→ **TEXT SEGMENT**

::::

The birch trees examined in this study grew under identical environmental conditions in the Botanical Gardens of Kiel University, thus a possible influence of climate or soil condition on the wax lipid distribution should be identical for each species. The n-alkane compositions in all four Betula species exhibited a dominance of longer-chain lengths homologues (nC27, nC29, nC31) with a mean ACL of ca. 28, as typical of deciduous trees [49]. However, some species had only one dominant homologue (B. pubescens, B. humilis), whilst others had a more bimodal distribution with two dominant homologues (B. nana, B. pendula) (Fig. 1). The ACL has been used in geological archives as a climate and plant species indicator. For example, it has been recognized that higher ACL values correlated with higher temperatures in sediments of Lake Malawi (east Africa), potentially as protection against heat to increase the melting point of epicuticular waxes [66]. However, Diefendorf et al. 2017 in their compilation study could not confirm a significant temperature control on ACL neither in C3 woody plants nor in C3/C4 grasses. Higher ACL values, due to a higher proportion of nC31, nC33 and partially nC35, were observed in C4 grasses (poaceae) of arid zones in Africa, which distinguished them from C3 species from Peru and Australia [67]. A correlation between the preferred habitat of the four birches from our study (arctic/alpine vs. temperate zone) and ACL is not noticeable, since especially the two cold tolerant dwarf birches showed markedly different n-alkane distributions. However, the measured ACL values were in accordance with the expected values, since no extended long-chain n-alkanes with 33 or even 35 carbon atoms, typically for arid grasses, were found.

::::

→ **RECORDS SUPPLIED**
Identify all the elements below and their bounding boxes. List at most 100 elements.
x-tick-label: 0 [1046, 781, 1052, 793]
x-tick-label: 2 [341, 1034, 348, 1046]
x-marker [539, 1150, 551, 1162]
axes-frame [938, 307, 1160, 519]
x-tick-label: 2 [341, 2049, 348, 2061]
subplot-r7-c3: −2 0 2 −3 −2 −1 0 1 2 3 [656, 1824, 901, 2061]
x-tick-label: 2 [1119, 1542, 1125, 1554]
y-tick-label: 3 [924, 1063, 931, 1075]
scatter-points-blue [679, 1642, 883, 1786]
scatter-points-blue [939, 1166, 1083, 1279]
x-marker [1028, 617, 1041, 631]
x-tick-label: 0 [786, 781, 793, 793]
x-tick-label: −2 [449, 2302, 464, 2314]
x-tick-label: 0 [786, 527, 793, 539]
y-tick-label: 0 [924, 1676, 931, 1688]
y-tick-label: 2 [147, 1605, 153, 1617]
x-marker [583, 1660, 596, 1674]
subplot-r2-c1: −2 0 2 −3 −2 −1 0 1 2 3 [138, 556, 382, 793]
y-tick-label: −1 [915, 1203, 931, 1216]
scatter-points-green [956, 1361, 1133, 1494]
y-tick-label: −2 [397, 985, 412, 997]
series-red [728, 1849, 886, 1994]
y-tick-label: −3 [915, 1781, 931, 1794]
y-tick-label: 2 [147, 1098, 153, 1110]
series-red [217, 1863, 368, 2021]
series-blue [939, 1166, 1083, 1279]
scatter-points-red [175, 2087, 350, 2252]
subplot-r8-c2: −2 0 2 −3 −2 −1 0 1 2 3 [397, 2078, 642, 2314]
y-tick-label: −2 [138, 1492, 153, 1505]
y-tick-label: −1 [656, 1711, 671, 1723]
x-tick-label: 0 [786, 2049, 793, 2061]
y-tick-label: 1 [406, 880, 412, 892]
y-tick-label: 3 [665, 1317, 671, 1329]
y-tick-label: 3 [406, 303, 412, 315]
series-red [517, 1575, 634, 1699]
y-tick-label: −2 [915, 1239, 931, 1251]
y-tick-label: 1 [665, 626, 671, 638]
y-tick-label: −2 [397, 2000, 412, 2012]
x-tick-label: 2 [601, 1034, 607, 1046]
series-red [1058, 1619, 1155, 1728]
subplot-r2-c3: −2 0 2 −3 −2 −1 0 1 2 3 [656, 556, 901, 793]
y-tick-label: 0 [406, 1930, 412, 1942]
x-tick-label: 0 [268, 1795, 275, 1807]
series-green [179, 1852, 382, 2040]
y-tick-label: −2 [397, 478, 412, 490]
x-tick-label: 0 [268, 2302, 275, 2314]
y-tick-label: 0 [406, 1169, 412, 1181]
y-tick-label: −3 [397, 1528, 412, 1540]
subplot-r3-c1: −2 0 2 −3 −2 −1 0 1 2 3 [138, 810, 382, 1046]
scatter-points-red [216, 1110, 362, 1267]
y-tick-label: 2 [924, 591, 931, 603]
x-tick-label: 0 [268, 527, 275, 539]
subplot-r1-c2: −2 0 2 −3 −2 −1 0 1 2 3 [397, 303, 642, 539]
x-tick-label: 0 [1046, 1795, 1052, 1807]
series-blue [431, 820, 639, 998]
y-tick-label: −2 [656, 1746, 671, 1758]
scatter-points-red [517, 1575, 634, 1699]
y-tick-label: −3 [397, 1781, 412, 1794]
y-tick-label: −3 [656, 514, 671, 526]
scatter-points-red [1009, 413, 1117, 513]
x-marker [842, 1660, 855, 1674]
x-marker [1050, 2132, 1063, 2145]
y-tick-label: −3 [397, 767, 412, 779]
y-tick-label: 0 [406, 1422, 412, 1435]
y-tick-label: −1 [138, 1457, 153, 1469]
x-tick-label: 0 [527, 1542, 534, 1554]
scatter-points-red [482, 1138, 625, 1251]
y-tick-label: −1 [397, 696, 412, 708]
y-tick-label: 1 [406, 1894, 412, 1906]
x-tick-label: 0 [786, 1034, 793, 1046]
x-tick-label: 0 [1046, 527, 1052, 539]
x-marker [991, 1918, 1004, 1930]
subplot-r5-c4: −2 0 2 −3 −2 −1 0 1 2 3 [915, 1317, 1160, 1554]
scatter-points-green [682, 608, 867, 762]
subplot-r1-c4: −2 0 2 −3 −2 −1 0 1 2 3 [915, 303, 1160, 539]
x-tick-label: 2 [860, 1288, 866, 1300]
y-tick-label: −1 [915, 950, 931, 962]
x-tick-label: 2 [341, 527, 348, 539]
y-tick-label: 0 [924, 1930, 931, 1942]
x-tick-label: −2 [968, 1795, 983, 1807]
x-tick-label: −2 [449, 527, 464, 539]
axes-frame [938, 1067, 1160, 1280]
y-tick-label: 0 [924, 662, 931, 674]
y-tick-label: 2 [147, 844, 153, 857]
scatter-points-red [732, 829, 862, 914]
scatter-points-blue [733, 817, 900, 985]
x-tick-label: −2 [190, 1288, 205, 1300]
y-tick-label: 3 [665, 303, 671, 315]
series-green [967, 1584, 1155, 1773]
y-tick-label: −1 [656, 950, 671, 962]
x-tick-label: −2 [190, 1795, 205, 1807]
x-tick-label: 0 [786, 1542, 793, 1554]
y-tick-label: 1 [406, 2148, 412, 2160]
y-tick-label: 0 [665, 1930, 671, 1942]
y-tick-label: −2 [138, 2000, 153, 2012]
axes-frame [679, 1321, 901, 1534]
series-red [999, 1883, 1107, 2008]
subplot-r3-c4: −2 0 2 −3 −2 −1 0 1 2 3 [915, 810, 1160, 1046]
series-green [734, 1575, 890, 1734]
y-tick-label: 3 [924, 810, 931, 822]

::::

→ **ACTIVITIES**
(A) In the text on birch leaf wax n-alkanes, which two Betula species showed a bimodal distribution with two dominant homologues?
(B) Go on with the text on birch leaf wax n-alkanes, starting after its final sentence.

→ **ANSWERS BELOW**
(A) B. nana and B. pendula.

(B)
n-alcohols of Betula epicuticular wax
As with the n-alkane distribution, a typical terrestrial higher plant pattern was observed, yielding a strong even-over-odd dominance in carbon chain-lengths [68]. The n-alcohol chain-lengths ranged from nC16 to nC32 with a predominance in long-chain alcohols (>nC20) in all birches. As short chain-lengths n-alcohol homologues (<nC20) are primarily synthesised by microbes or algae [69], we based epicuticular wax analysis on the long-chain homologues. The primary n-alcohols showed the closest range in overall concentrations of all lipid classes (Fig. 1). The cumulative n-alcohol concentration extended from 168.5±22.0 μg/g in B. pendula to 436.4±84.7 μg/g in B. humilis. The three birches B. humilis, B. pubescens and B. pendula revealed a gradually decreasing concentration with increasing chain-lengths, whereby B. humilis maximized at nC20 with 209.0±40.2 μg/g d.w. and the latter two at nC22 with 153.5±12.9 and 79.2±10.0 μg/g d.w., respectively. B. nana was characterized by a narrower distribution, peaking at nC28 with 99.7±23.3 μg/g d.w.. Our results demonstrate that the concentration of n-alcohols either increased or decreased gradually with increasing carbon chain-length with only one homologue being dominant (Fig. 1). Both tree birches, B. pubescens and B. pendula, revealed similar alcohol patterns and differed in absolute concentrations only.
In contrast to the tree birches, however, the two shrub birches showed a markedly different n-alcohol distribution and were well distinguishable.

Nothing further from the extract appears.